** begin **

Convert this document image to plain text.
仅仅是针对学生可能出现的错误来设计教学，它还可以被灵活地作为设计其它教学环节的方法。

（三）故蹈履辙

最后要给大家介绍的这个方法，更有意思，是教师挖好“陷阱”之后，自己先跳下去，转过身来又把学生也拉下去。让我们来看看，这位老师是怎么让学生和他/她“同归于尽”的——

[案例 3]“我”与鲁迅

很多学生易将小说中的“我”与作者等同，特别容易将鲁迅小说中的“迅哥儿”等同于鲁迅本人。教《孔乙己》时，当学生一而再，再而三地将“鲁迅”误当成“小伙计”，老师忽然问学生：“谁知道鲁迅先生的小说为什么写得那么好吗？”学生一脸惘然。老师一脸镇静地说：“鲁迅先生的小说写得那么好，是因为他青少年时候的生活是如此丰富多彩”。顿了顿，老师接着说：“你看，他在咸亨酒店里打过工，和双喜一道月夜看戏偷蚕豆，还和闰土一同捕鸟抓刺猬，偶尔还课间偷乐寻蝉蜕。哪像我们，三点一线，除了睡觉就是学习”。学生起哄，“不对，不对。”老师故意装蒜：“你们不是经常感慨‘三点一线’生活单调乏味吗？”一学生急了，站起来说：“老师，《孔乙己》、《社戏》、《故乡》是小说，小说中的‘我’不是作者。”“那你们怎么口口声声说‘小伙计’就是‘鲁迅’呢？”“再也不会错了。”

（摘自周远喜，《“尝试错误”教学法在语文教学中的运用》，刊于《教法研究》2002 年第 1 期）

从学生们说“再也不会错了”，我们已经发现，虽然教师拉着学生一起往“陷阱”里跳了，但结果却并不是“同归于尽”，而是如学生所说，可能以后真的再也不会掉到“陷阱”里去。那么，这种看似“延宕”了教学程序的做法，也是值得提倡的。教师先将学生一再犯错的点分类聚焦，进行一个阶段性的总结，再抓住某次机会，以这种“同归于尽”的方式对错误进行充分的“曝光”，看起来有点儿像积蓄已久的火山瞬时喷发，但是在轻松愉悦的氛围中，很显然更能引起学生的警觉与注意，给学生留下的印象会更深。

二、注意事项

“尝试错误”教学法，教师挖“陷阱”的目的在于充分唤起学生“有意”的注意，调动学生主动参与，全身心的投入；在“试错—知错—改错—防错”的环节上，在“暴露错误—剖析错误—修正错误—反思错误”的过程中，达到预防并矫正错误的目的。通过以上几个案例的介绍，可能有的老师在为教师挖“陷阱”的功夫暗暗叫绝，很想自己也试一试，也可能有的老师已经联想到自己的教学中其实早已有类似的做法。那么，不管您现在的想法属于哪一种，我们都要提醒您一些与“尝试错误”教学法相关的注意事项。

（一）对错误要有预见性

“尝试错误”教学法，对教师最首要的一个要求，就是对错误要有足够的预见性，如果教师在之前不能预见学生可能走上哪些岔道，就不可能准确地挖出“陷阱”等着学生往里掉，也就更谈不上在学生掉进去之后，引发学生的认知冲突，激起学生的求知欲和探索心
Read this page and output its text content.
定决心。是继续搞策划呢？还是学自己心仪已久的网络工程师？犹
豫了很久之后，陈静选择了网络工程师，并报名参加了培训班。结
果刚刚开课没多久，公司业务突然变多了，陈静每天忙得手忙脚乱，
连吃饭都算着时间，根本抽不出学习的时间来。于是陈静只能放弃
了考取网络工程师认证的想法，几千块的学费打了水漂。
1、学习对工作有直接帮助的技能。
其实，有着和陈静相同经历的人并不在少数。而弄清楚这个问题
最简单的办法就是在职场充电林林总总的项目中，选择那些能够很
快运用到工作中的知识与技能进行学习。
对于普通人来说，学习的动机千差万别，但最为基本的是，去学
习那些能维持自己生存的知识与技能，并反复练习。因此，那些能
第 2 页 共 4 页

** end **

_Aim_.
A line counts if it holds the word "text". Work out how many lines in the listing count, and give only that number.

_Result_.
2